■ To be done ■
Check each line of the data for "QTceshi" and select those that have it.

■ Dataset extract ■

++++++

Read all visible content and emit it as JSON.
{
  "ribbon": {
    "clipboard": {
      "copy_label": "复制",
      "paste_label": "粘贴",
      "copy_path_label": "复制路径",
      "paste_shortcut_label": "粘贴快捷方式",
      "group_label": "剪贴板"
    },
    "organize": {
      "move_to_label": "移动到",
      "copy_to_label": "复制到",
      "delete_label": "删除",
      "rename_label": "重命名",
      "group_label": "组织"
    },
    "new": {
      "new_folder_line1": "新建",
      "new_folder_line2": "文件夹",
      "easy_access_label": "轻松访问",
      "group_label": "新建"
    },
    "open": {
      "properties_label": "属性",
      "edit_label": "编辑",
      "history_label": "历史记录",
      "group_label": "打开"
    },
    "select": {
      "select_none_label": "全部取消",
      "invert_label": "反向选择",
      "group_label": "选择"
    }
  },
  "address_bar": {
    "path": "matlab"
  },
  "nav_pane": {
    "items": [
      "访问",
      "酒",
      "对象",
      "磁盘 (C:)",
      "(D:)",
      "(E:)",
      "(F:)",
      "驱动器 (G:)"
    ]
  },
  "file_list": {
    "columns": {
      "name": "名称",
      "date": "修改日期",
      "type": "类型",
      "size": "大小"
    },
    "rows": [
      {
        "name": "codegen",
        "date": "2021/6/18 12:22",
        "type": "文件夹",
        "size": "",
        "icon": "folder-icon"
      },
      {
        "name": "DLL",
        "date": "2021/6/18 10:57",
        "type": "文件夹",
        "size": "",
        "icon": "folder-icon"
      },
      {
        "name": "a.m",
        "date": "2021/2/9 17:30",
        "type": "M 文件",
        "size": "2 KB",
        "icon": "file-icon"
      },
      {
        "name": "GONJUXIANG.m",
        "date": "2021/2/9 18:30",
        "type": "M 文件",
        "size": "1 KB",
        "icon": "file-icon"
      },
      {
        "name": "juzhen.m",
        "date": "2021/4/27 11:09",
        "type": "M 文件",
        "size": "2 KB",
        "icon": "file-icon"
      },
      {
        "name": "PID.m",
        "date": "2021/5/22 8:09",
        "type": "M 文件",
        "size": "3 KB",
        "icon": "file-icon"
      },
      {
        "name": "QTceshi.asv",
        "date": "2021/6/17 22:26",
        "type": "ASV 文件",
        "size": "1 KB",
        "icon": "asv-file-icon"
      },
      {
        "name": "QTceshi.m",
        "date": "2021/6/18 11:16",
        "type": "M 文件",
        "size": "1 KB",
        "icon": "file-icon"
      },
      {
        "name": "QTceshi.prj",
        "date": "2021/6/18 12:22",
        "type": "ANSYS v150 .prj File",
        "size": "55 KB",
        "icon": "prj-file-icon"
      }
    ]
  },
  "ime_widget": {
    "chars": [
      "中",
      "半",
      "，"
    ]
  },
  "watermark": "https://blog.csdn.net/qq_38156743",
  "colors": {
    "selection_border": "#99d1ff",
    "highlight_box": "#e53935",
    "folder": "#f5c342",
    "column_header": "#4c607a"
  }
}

++++++

■ Solved problem ■
        "name": "QTceshi.asv",
        "name": "QTceshi.m",
        "name": "QTceshi.prj",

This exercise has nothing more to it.